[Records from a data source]
□ □ □
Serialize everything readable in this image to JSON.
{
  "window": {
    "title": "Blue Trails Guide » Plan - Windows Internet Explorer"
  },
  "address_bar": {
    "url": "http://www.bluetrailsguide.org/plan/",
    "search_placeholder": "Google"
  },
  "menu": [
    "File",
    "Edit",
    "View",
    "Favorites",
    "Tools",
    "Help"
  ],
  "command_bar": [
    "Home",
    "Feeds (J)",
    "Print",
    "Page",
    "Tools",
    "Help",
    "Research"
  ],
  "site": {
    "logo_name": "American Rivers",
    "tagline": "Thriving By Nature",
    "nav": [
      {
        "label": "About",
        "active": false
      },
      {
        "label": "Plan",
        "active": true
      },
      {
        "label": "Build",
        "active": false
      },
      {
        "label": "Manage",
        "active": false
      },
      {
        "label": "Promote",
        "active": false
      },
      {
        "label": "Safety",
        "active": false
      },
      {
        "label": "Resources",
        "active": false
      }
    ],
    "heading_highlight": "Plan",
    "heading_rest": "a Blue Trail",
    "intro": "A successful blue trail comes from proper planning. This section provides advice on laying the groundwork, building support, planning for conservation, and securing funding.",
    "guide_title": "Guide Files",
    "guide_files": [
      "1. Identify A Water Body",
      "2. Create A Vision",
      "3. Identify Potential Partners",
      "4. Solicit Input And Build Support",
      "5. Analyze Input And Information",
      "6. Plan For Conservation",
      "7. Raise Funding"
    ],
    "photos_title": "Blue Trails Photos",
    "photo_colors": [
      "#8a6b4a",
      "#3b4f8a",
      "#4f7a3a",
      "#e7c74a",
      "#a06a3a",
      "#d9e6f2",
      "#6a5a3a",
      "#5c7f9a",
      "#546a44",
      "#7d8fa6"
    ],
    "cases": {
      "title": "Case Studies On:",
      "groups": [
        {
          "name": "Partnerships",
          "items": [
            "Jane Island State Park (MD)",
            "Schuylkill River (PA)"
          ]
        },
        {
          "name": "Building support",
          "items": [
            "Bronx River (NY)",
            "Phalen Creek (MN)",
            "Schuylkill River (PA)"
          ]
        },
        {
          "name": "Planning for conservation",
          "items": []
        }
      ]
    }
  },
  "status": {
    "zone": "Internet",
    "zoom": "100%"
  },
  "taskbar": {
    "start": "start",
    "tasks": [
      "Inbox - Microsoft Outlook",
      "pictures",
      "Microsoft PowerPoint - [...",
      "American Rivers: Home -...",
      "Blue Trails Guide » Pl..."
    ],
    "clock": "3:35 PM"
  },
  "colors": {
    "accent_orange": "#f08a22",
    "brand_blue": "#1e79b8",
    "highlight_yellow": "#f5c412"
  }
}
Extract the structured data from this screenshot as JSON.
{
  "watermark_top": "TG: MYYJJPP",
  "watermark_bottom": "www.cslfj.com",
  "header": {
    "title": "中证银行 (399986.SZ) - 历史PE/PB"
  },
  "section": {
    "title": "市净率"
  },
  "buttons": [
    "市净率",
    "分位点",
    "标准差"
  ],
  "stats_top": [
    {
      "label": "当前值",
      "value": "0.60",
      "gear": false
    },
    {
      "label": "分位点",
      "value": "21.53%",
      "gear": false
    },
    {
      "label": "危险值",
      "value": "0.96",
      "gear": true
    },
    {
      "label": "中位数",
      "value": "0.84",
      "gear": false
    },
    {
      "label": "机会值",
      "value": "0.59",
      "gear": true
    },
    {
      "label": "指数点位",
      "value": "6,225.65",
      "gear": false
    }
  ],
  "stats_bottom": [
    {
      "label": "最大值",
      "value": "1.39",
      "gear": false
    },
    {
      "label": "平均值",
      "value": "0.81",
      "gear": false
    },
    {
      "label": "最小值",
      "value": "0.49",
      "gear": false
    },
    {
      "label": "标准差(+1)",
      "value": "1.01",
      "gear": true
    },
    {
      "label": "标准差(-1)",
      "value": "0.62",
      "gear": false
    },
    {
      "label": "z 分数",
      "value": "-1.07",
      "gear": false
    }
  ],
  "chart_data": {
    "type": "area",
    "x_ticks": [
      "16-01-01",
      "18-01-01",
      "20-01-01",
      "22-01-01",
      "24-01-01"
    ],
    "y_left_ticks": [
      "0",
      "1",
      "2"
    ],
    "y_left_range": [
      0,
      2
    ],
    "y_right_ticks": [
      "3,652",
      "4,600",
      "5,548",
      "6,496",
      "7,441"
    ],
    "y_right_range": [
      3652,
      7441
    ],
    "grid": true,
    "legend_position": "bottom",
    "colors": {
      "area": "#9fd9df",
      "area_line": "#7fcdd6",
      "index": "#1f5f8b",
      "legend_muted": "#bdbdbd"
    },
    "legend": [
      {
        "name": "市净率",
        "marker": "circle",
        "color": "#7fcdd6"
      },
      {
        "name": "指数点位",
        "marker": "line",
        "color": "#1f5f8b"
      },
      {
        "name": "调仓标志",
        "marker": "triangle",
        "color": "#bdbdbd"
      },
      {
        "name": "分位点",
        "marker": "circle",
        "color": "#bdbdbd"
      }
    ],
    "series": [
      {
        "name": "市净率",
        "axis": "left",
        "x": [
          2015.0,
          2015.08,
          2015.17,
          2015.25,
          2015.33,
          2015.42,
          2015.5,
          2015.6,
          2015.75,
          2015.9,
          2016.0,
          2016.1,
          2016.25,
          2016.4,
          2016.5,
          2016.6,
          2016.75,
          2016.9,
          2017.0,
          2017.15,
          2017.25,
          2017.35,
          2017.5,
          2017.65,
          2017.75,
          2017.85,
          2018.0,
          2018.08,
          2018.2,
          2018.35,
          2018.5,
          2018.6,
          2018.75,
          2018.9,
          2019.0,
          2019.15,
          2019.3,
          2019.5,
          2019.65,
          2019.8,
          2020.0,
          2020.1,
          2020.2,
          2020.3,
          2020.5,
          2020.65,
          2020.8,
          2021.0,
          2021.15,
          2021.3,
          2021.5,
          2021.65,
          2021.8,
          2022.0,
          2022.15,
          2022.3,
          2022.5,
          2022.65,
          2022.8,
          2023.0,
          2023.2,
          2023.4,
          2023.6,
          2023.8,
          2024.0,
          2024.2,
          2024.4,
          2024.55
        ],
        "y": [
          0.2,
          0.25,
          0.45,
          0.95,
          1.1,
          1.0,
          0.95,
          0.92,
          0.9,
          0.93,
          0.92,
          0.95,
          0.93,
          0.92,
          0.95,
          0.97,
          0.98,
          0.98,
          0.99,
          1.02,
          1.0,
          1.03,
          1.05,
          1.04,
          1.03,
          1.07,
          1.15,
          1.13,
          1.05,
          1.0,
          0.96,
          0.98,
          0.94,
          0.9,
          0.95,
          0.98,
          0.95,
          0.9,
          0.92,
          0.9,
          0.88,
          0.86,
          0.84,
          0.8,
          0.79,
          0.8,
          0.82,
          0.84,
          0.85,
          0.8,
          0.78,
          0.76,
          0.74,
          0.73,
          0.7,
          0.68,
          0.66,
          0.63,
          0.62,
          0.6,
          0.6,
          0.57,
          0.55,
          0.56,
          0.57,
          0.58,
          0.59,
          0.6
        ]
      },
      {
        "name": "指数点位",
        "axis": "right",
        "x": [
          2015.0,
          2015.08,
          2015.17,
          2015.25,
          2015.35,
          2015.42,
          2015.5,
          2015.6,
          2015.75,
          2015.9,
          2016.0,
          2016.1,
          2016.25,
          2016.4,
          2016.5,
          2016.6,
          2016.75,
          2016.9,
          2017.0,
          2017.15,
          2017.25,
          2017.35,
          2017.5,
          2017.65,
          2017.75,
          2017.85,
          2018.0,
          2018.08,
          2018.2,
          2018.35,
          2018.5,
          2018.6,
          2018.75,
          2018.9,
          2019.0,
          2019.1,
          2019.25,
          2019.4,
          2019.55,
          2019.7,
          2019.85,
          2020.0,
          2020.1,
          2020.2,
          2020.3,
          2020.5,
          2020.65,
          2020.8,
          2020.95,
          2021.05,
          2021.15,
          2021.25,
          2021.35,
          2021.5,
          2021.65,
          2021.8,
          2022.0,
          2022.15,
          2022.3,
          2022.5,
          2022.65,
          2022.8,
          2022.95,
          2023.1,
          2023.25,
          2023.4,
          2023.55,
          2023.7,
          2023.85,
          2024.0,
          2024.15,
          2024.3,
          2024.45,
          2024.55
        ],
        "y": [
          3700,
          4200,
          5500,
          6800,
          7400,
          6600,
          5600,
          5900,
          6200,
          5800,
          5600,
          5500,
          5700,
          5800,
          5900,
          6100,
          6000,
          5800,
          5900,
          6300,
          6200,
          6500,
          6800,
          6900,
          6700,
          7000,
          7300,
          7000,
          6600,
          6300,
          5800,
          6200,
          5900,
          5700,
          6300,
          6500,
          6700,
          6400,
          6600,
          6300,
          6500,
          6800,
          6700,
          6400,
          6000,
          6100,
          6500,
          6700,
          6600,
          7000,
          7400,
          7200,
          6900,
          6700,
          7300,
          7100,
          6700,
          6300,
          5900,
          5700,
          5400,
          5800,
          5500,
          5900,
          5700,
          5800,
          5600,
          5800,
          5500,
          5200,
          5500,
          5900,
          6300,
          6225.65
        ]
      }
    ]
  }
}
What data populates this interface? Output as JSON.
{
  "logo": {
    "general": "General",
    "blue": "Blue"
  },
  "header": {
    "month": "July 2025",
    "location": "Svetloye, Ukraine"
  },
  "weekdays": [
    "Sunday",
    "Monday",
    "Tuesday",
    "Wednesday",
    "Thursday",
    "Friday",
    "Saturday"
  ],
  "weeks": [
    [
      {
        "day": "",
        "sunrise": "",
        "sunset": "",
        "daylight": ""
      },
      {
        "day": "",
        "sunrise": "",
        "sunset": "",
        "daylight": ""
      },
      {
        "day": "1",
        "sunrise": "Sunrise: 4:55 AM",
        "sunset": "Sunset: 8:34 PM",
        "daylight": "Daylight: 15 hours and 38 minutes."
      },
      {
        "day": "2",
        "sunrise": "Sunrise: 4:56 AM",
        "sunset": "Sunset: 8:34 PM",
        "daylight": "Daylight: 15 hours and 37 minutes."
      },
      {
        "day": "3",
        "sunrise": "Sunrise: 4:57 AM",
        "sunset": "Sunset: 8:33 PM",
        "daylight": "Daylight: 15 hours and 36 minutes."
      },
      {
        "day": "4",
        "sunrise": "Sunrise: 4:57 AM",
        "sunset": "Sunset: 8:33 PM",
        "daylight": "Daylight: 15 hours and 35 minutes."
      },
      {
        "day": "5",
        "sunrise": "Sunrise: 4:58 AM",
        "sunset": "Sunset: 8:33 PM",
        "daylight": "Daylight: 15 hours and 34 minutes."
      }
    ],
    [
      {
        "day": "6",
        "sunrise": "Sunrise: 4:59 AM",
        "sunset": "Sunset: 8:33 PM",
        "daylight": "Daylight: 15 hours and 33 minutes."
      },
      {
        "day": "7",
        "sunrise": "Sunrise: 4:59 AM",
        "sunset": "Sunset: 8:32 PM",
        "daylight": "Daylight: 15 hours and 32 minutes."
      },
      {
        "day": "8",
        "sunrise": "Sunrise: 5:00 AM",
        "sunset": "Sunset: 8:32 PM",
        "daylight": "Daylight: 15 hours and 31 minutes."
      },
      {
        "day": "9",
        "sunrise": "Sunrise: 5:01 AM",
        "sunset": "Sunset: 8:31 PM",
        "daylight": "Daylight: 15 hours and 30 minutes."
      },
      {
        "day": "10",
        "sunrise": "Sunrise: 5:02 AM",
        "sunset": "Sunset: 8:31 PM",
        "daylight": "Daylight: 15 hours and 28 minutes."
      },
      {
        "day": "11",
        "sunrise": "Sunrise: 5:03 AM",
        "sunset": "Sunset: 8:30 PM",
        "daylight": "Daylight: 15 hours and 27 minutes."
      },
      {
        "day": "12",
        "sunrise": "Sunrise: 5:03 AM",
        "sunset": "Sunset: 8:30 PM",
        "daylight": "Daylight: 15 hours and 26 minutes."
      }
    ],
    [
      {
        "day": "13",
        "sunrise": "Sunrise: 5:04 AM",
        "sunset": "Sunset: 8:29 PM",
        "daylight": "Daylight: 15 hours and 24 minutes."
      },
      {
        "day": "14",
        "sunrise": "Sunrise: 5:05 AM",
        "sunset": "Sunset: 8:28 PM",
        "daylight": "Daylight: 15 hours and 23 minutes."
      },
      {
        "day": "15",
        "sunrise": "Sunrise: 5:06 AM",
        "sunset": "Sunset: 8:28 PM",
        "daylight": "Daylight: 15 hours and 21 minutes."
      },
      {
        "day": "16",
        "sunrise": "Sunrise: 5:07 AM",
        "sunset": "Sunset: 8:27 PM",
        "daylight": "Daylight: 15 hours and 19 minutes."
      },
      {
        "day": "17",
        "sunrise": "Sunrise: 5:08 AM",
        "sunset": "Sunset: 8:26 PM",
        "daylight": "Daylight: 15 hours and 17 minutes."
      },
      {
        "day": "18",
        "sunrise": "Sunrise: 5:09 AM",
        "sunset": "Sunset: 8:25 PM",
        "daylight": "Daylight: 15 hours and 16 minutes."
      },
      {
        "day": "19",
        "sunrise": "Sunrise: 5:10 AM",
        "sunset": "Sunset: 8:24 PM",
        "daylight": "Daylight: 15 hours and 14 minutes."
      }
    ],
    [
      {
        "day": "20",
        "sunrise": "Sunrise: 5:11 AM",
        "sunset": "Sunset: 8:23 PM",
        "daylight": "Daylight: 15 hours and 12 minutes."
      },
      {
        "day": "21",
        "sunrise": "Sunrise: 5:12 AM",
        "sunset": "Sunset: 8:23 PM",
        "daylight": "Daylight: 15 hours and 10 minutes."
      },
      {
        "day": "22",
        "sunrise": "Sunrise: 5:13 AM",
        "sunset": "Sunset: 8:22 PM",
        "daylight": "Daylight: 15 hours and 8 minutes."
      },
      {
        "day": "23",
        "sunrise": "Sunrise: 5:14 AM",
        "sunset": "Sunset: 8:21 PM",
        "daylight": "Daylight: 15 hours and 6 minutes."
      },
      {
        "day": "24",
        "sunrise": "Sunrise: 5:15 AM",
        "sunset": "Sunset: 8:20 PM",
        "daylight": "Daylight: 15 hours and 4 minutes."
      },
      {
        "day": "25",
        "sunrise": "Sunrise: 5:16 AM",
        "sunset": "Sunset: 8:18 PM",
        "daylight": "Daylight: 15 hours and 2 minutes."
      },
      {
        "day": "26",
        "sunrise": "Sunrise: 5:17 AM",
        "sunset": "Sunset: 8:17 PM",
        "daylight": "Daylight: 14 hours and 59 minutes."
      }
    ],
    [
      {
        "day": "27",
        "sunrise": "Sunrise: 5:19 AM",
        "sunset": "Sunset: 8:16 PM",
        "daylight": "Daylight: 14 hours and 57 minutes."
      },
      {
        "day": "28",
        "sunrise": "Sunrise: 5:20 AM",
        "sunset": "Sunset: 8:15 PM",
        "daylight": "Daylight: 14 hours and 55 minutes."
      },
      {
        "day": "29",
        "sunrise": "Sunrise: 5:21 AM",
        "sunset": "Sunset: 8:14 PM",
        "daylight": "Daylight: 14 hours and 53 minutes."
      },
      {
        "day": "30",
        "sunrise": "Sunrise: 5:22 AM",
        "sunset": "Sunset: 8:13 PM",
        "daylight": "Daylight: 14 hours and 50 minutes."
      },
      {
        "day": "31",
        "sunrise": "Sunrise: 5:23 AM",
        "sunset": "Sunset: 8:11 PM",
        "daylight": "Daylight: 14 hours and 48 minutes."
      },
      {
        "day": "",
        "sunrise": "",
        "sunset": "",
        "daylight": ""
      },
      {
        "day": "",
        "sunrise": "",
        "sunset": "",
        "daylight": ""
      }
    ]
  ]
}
□ □ □
The exercise
Filter the listing above by the word "Microsoft"; copy each line that passes.

Output of the exercise
      "Inbox - Microsoft Outlook",
      "Microsoft PowerPoint - [...",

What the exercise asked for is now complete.